Directions for this task:
Reproduce the listing below in its entirety. Change nothing.

Data items:

■ ■ ■ ■

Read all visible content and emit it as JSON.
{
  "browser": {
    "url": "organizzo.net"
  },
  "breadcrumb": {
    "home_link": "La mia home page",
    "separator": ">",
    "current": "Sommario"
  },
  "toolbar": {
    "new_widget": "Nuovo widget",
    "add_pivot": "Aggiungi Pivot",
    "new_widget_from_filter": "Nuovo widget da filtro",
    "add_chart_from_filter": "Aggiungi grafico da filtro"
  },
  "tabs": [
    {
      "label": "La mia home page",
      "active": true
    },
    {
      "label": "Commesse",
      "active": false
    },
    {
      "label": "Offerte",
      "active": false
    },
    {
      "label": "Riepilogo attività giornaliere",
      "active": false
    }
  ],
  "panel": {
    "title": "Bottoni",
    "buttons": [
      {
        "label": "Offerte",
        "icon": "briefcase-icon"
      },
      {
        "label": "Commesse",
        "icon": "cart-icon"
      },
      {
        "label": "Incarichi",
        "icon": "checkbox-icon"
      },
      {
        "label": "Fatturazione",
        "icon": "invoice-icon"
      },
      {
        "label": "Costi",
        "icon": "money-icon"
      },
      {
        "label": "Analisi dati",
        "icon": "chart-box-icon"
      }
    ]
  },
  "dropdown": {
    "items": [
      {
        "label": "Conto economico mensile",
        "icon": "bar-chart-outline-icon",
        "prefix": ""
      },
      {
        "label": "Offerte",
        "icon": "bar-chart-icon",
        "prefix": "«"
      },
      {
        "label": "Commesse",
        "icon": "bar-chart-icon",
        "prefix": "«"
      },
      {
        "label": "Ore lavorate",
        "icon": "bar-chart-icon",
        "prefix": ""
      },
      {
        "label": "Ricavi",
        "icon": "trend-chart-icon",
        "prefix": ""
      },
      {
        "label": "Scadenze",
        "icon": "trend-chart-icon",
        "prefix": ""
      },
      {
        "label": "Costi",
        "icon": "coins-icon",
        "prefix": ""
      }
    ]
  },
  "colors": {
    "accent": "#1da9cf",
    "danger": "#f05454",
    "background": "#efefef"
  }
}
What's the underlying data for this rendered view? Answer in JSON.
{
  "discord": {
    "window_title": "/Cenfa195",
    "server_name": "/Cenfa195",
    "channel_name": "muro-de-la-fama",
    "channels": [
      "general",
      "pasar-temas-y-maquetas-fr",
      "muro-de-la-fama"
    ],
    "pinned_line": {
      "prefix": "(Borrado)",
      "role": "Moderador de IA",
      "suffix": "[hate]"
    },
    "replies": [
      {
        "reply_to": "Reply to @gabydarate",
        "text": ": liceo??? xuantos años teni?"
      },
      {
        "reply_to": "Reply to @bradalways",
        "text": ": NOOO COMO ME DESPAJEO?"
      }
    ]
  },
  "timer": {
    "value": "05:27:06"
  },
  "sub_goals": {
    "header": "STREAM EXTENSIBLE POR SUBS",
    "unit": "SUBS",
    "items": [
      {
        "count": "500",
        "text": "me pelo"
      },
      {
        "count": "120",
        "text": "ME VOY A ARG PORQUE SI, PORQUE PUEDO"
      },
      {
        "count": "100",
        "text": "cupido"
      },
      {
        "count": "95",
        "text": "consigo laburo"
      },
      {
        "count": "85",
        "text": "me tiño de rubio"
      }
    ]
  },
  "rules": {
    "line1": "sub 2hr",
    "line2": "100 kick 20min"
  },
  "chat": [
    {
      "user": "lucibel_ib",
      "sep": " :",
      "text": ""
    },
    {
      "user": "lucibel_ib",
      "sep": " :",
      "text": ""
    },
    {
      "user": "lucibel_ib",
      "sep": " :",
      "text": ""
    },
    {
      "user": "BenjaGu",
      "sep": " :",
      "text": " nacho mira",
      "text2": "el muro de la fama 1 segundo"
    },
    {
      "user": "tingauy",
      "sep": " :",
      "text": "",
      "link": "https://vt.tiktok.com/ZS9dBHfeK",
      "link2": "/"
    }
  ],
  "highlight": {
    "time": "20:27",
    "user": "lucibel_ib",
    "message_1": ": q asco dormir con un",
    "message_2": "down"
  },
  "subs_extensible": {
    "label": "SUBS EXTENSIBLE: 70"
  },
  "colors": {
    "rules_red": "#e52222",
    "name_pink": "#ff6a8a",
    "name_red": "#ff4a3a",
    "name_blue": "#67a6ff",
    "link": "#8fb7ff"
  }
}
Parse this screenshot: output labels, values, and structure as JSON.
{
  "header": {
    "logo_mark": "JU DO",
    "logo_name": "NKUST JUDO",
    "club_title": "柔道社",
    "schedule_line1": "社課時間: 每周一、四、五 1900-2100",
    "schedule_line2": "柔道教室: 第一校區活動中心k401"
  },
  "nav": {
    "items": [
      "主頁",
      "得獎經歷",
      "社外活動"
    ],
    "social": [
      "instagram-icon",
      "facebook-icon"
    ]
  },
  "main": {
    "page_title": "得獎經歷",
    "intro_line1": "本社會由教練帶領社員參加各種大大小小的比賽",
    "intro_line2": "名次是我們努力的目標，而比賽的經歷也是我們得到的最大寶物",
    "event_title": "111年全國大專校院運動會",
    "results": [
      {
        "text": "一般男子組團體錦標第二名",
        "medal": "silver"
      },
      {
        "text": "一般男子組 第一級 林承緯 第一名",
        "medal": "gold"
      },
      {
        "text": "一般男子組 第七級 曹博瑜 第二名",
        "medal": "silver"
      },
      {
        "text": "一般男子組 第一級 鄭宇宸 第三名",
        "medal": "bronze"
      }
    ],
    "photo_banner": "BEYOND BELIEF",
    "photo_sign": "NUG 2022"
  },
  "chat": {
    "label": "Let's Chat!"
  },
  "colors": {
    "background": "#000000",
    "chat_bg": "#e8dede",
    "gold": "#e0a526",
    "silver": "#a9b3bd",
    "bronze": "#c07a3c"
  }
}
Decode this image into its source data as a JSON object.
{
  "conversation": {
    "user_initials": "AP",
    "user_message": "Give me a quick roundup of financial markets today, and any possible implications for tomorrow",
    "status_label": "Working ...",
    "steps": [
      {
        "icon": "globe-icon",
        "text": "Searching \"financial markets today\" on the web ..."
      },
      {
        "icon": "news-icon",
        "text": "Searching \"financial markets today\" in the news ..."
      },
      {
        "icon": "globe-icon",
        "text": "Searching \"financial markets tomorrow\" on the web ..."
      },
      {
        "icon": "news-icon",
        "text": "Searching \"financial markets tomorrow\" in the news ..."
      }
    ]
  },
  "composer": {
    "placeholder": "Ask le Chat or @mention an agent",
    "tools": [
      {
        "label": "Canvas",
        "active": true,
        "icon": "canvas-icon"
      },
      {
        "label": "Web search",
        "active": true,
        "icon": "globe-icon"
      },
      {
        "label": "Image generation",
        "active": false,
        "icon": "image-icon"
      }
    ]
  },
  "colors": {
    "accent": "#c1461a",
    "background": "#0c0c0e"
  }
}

■ ■ ■ ■

Response to the task:
Read all visible content and emit it as JSON.
{
  "browser": {
    "url": "organizzo.net"
  },
  "breadcrumb": {
    "home_link": "La mia home page",
    "separator": ">",
    "current": "Sommario"
  },
  "toolbar": {
    "new_widget": "Nuovo widget",
    "add_pivot": "Aggiungi Pivot",
    "new_widget_from_filter": "Nuovo widget da filtro",
    "add_chart_from_filter": "Aggiungi grafico da filtro"
  },
  "tabs": [
    {
      "label": "La mia home page",
      "active": true
    },
    {
      "label": "Commesse",
      "active": false
    },
    {
      "label": "Offerte",
      "active": false
    },
    {
      "label": "Riepilogo attività giornaliere",
      "active": false
    }
  ],
  "panel": {
    "title": "Bottoni",
    "buttons": [
      {
        "label": "Offerte",
        "icon": "briefcase-icon"
      },
      {
        "label": "Commesse",
        "icon": "cart-icon"
      },
      {
        "label": "Incarichi",
        "icon": "checkbox-icon"
      },
      {
        "label": "Fatturazione",
        "icon": "invoice-icon"
      },
      {
        "label": "Costi",
        "icon": "money-icon"
      },
      {
        "label": "Analisi dati",
        "icon": "chart-box-icon"
      }
    ]
  },
  "dropdown": {
    "items": [
      {
        "label": "Conto economico mensile",
        "icon": "bar-chart-outline-icon",
        "prefix": ""
      },
      {
        "label": "Offerte",
        "icon": "bar-chart-icon",
        "prefix": "«"
      },
      {
        "label": "Commesse",
        "icon": "bar-chart-icon",
        "prefix": "«"
      },
      {
        "label": "Ore lavorate",
        "icon": "bar-chart-icon",
        "prefix": ""
      },
      {
        "label": "Ricavi",
        "icon": "trend-chart-icon",
        "prefix": ""
      },
      {
        "label": "Scadenze",
        "icon": "trend-chart-icon",
        "prefix": ""
      },
      {
        "label": "Costi",
        "icon": "coins-icon",
        "prefix": ""
      }
    ]
  },
  "colors": {
    "accent": "#1da9cf",
    "danger": "#f05454",
    "background": "#efefef"
  }
}
What's the underlying data for this rendered view? Answer in JSON.
{
  "discord": {
    "window_title": "/Cenfa195",
    "server_name": "/Cenfa195",
    "channel_name": "muro-de-la-fama",
    "channels": [
      "general",
      "pasar-temas-y-maquetas-fr",
      "muro-de-la-fama"
    ],
    "pinned_line": {
      "prefix": "(Borrado)",
      "role": "Moderador de IA",
      "suffix": "[hate]"
    },
    "replies": [
      {
        "reply_to": "Reply to @gabydarate",
        "text": ": liceo??? xuantos años teni?"
      },
      {
        "reply_to": "Reply to @bradalways",
        "text": ": NOOO COMO ME DESPAJEO?"
      }
    ]
  },
  "timer": {
    "value": "05:27:06"
  },
  "sub_goals": {
    "header": "STREAM EXTENSIBLE POR SUBS",
    "unit": "SUBS",
    "items": [
      {
        "count": "500",
        "text": "me pelo"
      },
      {
        "count": "120",
        "text": "ME VOY A ARG PORQUE SI, PORQUE PUEDO"
      },
      {
        "count": "100",
        "text": "cupido"
      },
      {
        "count": "95",
        "text": "consigo laburo"
      },
      {
        "count": "85",
        "text": "me tiño de rubio"
      }
    ]
  },
  "rules": {
    "line1": "sub 2hr",
    "line2": "100 kick 20min"
  },
  "chat": [
    {
      "user": "lucibel_ib",
      "sep": " :",
      "text": ""
    },
    {
      "user": "lucibel_ib",
      "sep": " :",
      "text": ""
    },
    {
      "user": "lucibel_ib",
      "sep": " :",
      "text": ""
    },
    {
      "user": "BenjaGu",
      "sep": " :",
      "text": " nacho mira",
      "text2": "el muro de la fama 1 segundo"
    },
    {
      "user": "tingauy",
      "sep": " :",
      "text": "",
      "link": "https://vt.tiktok.com/ZS9dBHfeK",
      "link2": "/"
    }
  ],
  "highlight": {
    "time": "20:27",
    "user": "lucibel_ib",
    "message_1": ": q asco dormir con un",
    "message_2": "down"
  },
  "subs_extensible": {
    "label": "SUBS EXTENSIBLE: 70"
  },
  "colors": {
    "rules_red": "#e52222",
    "name_pink": "#ff6a8a",
    "name_red": "#ff4a3a",
    "name_blue": "#67a6ff",
    "link": "#8fb7ff"
  }
}
Parse this screenshot: output labels, values, and structure as JSON.
{
  "header": {
    "logo_mark": "JU DO",
    "logo_name": "NKUST JUDO",
    "club_title": "柔道社",
    "schedule_line1": "社課時間: 每周一、四、五 1900-2100",
    "schedule_line2": "柔道教室: 第一校區活動中心k401"
  },
  "nav": {
    "items": [
      "主頁",
      "得獎經歷",
      "社外活動"
    ],
    "social": [
      "instagram-icon",
      "facebook-icon"
    ]
  },
  "main": {
    "page_title": "得獎經歷",
    "intro_line1": "本社會由教練帶領社員參加各種大大小小的比賽",
    "intro_line2": "名次是我們努力的目標，而比賽的經歷也是我們得到的最大寶物",
    "event_title": "111年全國大專校院運動會",
    "results": [
      {
        "text": "一般男子組團體錦標第二名",
        "medal": "silver"
      },
      {
        "text": "一般男子組 第一級 林承緯 第一名",
        "medal": "gold"
      },
      {
        "text": "一般男子組 第七級 曹博瑜 第二名",
        "medal": "silver"
      },
      {
        "text": "一般男子組 第一級 鄭宇宸 第三名",
        "medal": "bronze"
      }
    ],
    "photo_banner": "BEYOND BELIEF",
    "photo_sign": "NUG 2022"
  },
  "chat": {
    "label": "Let's Chat!"
  },
  "colors": {
    "background": "#000000",
    "chat_bg": "#e8dede",
    "gold": "#e0a526",
    "silver": "#a9b3bd",
    "bronze": "#c07a3c"
  }
}
Decode this image into its source data as a JSON object.
{
  "conversation": {
    "user_initials": "AP",
    "user_message": "Give me a quick roundup of financial markets today, and any possible implications for tomorrow",
    "status_label": "Working ...",
    "steps": [
      {
        "icon": "globe-icon",
        "text": "Searching \"financial markets today\" on the web ..."
      },
      {
        "icon": "news-icon",
        "text": "Searching \"financial markets today\" in the news ..."
      },
      {
        "icon": "globe-icon",
        "text": "Searching \"financial markets tomorrow\" on the web ..."
      },
      {
        "icon": "news-icon",
        "text": "Searching \"financial markets tomorrow\" in the news ..."
      }
    ]
  },
  "composer": {
    "placeholder": "Ask le Chat or @mention an agent",
    "tools": [
      {
        "label": "Canvas",
        "active": true,
        "icon": "canvas-icon"
      },
      {
        "label": "Web search",
        "active": true,
        "icon": "globe-icon"
      },
      {
        "label": "Image generation",
        "active": false,
        "icon": "image-icon"
      }
    ]
  },
  "colors": {
    "accent": "#c1461a",
    "background": "#0c0c0e"
  }
}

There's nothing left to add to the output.